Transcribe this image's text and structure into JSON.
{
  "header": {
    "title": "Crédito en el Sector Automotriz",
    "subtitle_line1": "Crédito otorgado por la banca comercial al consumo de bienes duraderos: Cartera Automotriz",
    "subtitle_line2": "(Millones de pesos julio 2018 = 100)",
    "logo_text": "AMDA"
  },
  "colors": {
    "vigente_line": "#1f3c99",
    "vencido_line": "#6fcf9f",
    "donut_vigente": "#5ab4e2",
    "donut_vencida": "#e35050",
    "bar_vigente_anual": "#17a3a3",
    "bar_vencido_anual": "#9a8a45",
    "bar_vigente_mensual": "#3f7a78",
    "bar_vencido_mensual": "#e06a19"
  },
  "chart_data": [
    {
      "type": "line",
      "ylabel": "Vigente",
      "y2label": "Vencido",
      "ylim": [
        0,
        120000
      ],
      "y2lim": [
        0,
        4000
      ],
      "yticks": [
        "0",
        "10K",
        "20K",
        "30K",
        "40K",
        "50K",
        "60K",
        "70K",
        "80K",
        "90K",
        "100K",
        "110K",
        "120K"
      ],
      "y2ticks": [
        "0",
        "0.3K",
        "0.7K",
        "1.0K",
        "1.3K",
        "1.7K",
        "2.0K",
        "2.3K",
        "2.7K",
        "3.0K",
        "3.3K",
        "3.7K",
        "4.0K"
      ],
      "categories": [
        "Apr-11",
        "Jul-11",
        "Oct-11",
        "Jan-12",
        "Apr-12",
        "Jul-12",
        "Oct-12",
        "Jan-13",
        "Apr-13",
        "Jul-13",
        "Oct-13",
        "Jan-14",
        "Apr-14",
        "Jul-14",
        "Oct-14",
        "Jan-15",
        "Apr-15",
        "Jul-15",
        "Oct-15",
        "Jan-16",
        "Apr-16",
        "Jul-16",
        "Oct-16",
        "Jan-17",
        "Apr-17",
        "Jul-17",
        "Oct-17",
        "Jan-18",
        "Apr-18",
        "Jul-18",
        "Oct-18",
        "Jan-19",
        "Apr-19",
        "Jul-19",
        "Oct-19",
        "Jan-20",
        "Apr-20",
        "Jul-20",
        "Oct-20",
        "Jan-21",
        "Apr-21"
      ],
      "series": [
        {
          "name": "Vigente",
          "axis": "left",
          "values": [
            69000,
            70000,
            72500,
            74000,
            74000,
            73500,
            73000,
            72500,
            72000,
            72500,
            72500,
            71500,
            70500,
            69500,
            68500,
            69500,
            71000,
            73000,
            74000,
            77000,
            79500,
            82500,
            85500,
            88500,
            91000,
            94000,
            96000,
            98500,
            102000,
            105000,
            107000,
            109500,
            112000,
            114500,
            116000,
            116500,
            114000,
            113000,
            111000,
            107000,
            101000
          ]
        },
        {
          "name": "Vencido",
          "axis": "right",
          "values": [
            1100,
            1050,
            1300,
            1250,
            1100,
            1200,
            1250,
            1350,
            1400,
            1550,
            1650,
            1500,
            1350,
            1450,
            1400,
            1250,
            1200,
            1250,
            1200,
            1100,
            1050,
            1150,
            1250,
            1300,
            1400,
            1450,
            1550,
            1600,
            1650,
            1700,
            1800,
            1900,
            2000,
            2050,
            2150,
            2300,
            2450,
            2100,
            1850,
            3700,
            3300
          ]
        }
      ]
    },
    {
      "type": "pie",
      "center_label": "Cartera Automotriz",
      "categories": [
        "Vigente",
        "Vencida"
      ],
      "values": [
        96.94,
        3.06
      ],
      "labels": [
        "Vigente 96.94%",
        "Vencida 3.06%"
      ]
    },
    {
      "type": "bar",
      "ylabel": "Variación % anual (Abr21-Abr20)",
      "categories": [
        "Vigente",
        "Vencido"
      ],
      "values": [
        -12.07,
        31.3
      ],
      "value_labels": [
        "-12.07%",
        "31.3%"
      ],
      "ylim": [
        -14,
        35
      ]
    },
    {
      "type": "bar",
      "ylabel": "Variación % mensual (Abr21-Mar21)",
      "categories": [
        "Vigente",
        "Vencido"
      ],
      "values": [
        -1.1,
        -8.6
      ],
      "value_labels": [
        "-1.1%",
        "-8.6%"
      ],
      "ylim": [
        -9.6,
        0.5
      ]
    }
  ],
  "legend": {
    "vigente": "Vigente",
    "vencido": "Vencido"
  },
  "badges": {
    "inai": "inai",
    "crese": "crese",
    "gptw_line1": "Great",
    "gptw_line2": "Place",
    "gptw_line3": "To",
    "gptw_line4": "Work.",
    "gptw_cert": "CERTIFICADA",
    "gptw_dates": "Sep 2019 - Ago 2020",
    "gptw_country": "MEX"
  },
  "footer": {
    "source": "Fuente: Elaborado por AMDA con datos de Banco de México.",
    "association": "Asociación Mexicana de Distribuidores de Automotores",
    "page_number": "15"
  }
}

====

# INSTRUCTIONS FOR THE TASK:
Can you give every line above again, exactly as written?

# THE ANSWER:
Transcribe this image's text and structure into JSON.
{
  "header": {
    "title": "Crédito en el Sector Automotriz",
    "subtitle_line1": "Crédito otorgado por la banca comercial al consumo de bienes duraderos: Cartera Automotriz",
    "subtitle_line2": "(Millones de pesos julio 2018 = 100)",
    "logo_text": "AMDA"
  },
  "colors": {
    "vigente_line": "#1f3c99",
    "vencido_line": "#6fcf9f",
    "donut_vigente": "#5ab4e2",
    "donut_vencida": "#e35050",
    "bar_vigente_anual": "#17a3a3",
    "bar_vencido_anual": "#9a8a45",
    "bar_vigente_mensual": "#3f7a78",
    "bar_vencido_mensual": "#e06a19"
  },
  "chart_data": [
    {
      "type": "line",
      "ylabel": "Vigente",
      "y2label": "Vencido",
      "ylim": [
        0,
        120000
      ],
      "y2lim": [
        0,
        4000
      ],
      "yticks": [
        "0",
        "10K",
        "20K",
        "30K",
        "40K",
        "50K",
        "60K",
        "70K",
        "80K",
        "90K",
        "100K",
        "110K",
        "120K"
      ],
      "y2ticks": [
        "0",
        "0.3K",
        "0.7K",
        "1.0K",
        "1.3K",
        "1.7K",
        "2.0K",
        "2.3K",
        "2.7K",
        "3.0K",
        "3.3K",
        "3.7K",
        "4.0K"
      ],
      "categories": [
        "Apr-11",
        "Jul-11",
        "Oct-11",
        "Jan-12",
        "Apr-12",
        "Jul-12",
        "Oct-12",
        "Jan-13",
        "Apr-13",
        "Jul-13",
        "Oct-13",
        "Jan-14",
        "Apr-14",
        "Jul-14",
        "Oct-14",
        "Jan-15",
        "Apr-15",
        "Jul-15",
        "Oct-15",
        "Jan-16",
        "Apr-16",
        "Jul-16",
        "Oct-16",
        "Jan-17",
        "Apr-17",
        "Jul-17",
        "Oct-17",
        "Jan-18",
        "Apr-18",
        "Jul-18",
        "Oct-18",
        "Jan-19",
        "Apr-19",
        "Jul-19",
        "Oct-19",
        "Jan-20",
        "Apr-20",
        "Jul-20",
        "Oct-20",
        "Jan-21",
        "Apr-21"
      ],
      "series": [
        {
          "name": "Vigente",
          "axis": "left",
          "values": [
            69000,
            70000,
            72500,
            74000,
            74000,
            73500,
            73000,
            72500,
            72000,
            72500,
            72500,
            71500,
            70500,
            69500,
            68500,
            69500,
            71000,
            73000,
            74000,
            77000,
            79500,
            82500,
            85500,
            88500,
            91000,
            94000,
            96000,
            98500,
            102000,
            105000,
            107000,
            109500,
            112000,
            114500,
            116000,
            116500,
            114000,
            113000,
            111000,
            107000,
            101000
          ]
        },
        {
          "name": "Vencido",
          "axis": "right",
          "values": [
            1100,
            1050,
            1300,
            1250,
            1100,
            1200,
            1250,
            1350,
            1400,
            1550,
            1650,
            1500,
            1350,
            1450,
            1400,
            1250,
            1200,
            1250,
            1200,
            1100,
            1050,
            1150,
            1250,
            1300,
            1400,
            1450,
            1550,
            1600,
            1650,
            1700,
            1800,
            1900,
            2000,
            2050,
            2150,
            2300,
            2450,
            2100,
            1850,
            3700,
            3300
          ]
        }
      ]
    },
    {
      "type": "pie",
      "center_label": "Cartera Automotriz",
      "categories": [
        "Vigente",
        "Vencida"
      ],
      "values": [
        96.94,
        3.06
      ],
      "labels": [
        "Vigente 96.94%",
        "Vencida 3.06%"
      ]
    },
    {
      "type": "bar",
      "ylabel": "Variación % anual (Abr21-Abr20)",
      "categories": [
        "Vigente",
        "Vencido"
      ],
      "values": [
        -12.07,
        31.3
      ],
      "value_labels": [
        "-12.07%",
        "31.3%"
      ],
      "ylim": [
        -14,
        35
      ]
    },
    {
      "type": "bar",
      "ylabel": "Variación % mensual (Abr21-Mar21)",
      "categories": [
        "Vigente",
        "Vencido"
      ],
      "values": [
        -1.1,
        -8.6
      ],
      "value_labels": [
        "-1.1%",
        "-8.6%"
      ],
      "ylim": [
        -9.6,
        0.5
      ]
    }
  ],
  "legend": {
    "vigente": "Vigente",
    "vencido": "Vencido"
  },
  "badges": {
    "inai": "inai",
    "crese": "crese",
    "gptw_line1": "Great",
    "gptw_line2": "Place",
    "gptw_line3": "To",
    "gptw_line4": "Work.",
    "gptw_cert": "CERTIFICADA",
    "gptw_dates": "Sep 2019 - Ago 2020",
    "gptw_country": "MEX"
  },
  "footer": {
    "source": "Fuente: Elaborado por AMDA con datos de Banco de México.",
    "association": "Asociación Mexicana de Distribuidores de Automotores",
    "page_number": "15"
  }
}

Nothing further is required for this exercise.